[WHAT YOU NEED TO DO]:
Your task is to transcribe the data in full.

[DATASET EXTRACT]:
(begin)

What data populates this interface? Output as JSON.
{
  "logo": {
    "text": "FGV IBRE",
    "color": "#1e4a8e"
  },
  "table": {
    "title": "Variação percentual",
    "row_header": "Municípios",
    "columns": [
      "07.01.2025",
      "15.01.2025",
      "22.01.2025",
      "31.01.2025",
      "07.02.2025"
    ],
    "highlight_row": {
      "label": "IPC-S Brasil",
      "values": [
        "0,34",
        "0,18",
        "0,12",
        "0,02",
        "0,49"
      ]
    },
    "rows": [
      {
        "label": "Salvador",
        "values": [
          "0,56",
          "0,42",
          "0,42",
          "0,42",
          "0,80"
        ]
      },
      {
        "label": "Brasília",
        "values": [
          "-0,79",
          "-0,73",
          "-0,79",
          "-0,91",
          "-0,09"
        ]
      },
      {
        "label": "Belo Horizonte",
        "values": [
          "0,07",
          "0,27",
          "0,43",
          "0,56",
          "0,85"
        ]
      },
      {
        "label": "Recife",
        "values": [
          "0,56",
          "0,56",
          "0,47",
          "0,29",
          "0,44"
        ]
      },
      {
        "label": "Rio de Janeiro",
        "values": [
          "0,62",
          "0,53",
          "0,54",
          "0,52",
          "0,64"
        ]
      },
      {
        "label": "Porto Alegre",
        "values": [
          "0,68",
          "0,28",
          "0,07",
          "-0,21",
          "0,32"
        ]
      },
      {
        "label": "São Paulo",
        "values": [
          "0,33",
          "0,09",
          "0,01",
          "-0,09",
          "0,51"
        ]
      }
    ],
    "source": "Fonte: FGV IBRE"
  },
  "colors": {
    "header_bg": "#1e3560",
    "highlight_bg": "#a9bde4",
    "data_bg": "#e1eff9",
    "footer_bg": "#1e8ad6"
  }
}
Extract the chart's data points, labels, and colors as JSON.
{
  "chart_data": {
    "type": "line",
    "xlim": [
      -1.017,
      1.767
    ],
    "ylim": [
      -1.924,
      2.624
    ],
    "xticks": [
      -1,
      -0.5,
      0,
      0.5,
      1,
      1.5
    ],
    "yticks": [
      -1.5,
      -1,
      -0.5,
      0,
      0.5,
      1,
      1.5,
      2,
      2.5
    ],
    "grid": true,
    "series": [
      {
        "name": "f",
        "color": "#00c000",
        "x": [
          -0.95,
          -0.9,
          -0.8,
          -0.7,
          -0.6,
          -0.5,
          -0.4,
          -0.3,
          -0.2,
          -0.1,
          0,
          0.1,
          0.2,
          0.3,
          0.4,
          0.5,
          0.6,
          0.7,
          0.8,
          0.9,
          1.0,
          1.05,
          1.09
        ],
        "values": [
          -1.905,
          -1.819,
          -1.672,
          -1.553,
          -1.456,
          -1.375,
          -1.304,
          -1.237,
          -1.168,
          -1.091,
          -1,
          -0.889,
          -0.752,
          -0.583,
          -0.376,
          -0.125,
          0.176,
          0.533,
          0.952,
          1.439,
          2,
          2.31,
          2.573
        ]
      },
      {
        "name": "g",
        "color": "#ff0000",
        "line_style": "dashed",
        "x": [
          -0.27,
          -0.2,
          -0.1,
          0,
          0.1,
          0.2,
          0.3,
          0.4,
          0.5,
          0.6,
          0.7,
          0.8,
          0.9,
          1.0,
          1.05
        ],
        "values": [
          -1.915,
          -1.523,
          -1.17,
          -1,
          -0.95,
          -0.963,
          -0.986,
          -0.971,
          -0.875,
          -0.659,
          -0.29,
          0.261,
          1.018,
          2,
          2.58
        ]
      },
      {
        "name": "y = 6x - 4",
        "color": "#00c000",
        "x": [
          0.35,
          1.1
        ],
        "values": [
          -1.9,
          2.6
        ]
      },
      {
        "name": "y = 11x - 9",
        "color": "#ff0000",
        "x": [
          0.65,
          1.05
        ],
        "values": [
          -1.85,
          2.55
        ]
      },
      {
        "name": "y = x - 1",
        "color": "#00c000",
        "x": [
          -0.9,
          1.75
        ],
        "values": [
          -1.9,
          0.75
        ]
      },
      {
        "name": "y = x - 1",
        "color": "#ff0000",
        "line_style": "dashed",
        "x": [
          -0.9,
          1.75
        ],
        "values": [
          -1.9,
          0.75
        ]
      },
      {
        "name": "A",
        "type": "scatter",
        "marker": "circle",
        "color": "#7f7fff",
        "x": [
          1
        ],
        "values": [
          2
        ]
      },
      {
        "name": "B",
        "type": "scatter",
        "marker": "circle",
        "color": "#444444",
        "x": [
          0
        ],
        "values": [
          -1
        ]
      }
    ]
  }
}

(end)

[THE OUTPUT]:
What data populates this interface? Output as JSON.
{
  "logo": {
    "text": "FGV IBRE",
    "color": "#1e4a8e"
  },
  "table": {
    "title": "Variação percentual",
    "row_header": "Municípios",
    "columns": [
      "07.01.2025",
      "15.01.2025",
      "22.01.2025",
      "31.01.2025",
      "07.02.2025"
    ],
    "highlight_row": {
      "label": "IPC-S Brasil",
      "values": [
        "0,34",
        "0,18",
        "0,12",
        "0,02",
        "0,49"
      ]
    },
    "rows": [
      {
        "label": "Salvador",
        "values": [
          "0,56",
          "0,42",
          "0,42",
          "0,42",
          "0,80"
        ]
      },
      {
        "label": "Brasília",
        "values": [
          "-0,79",
          "-0,73",
          "-0,79",
          "-0,91",
          "-0,09"
        ]
      },
      {
        "label": "Belo Horizonte",
        "values": [
          "0,07",
          "0,27",
          "0,43",
          "0,56",
          "0,85"
        ]
      },
      {
        "label": "Recife",
        "values": [
          "0,56",
          "0,56",
          "0,47",
          "0,29",
          "0,44"
        ]
      },
      {
        "label": "Rio de Janeiro",
        "values": [
          "0,62",
          "0,53",
          "0,54",
          "0,52",
          "0,64"
        ]
      },
      {
        "label": "Porto Alegre",
        "values": [
          "0,68",
          "0,28",
          "0,07",
          "-0,21",
          "0,32"
        ]
      },
      {
        "label": "São Paulo",
        "values": [
          "0,33",
          "0,09",
          "0,01",
          "-0,09",
          "0,51"
        ]
      }
    ],
    "source": "Fonte: FGV IBRE"
  },
  "colors": {
    "header_bg": "#1e3560",
    "highlight_bg": "#a9bde4",
    "data_bg": "#e1eff9",
    "footer_bg": "#1e8ad6"
  }
}
Extract the chart's data points, labels, and colors as JSON.
{
  "chart_data": {
    "type": "line",
    "xlim": [
      -1.017,
      1.767
    ],
    "ylim": [
      -1.924,
      2.624
    ],
    "xticks": [
      -1,
      -0.5,
      0,
      0.5,
      1,
      1.5
    ],
    "yticks": [
      -1.5,
      -1,
      -0.5,
      0,
      0.5,
      1,
      1.5,
      2,
      2.5
    ],
    "grid": true,
    "series": [
      {
        "name": "f",
        "color": "#00c000",
        "x": [
          -0.95,
          -0.9,
          -0.8,
          -0.7,
          -0.6,
          -0.5,
          -0.4,
          -0.3,
          -0.2,
          -0.1,
          0,
          0.1,
          0.2,
          0.3,
          0.4,
          0.5,
          0.6,
          0.7,
          0.8,
          0.9,
          1.0,
          1.05,
          1.09
        ],
        "values": [
          -1.905,
          -1.819,
          -1.672,
          -1.553,
          -1.456,
          -1.375,
          -1.304,
          -1.237,
          -1.168,
          -1.091,
          -1,
          -0.889,
          -0.752,
          -0.583,
          -0.376,
          -0.125,
          0.176,
          0.533,
          0.952,
          1.439,
          2,
          2.31,
          2.573
        ]
      },
      {
        "name": "g",
        "color": "#ff0000",
        "line_style": "dashed",
        "x": [
          -0.27,
          -0.2,
          -0.1,
          0,
          0.1,
          0.2,
          0.3,
          0.4,
          0.5,
          0.6,
          0.7,
          0.8,
          0.9,
          1.0,
          1.05
        ],
        "values": [
          -1.915,
          -1.523,
          -1.17,
          -1,
          -0.95,
          -0.963,
          -0.986,
          -0.971,
          -0.875,
          -0.659,
          -0.29,
          0.261,
          1.018,
          2,
          2.58
        ]
      },
      {
        "name": "y = 6x - 4",
        "color": "#00c000",
        "x": [
          0.35,
          1.1
        ],
        "values": [
          -1.9,
          2.6
        ]
      },
      {
        "name": "y = 11x - 9",
        "color": "#ff0000",
        "x": [
          0.65,
          1.05
        ],
        "values": [
          -1.85,
          2.55
        ]
      },
      {
        "name": "y = x - 1",
        "color": "#00c000",
        "x": [
          -0.9,
          1.75
        ],
        "values": [
          -1.9,
          0.75
        ]
      },
      {
        "name": "y = x - 1",
        "color": "#ff0000",
        "line_style": "dashed",
        "x": [
          -0.9,
          1.75
        ],
        "values": [
          -1.9,
          0.75
        ]
      },
      {
        "name": "A",
        "type": "scatter",
        "marker": "circle",
        "color": "#7f7fff",
        "x": [
          1
        ],
        "values": [
          2
        ]
      },
      {
        "name": "B",
        "type": "scatter",
        "marker": "circle",
        "color": "#444444",
        "x": [
          0
        ],
        "values": [
          -1
        ]
      }
    ]
  }
}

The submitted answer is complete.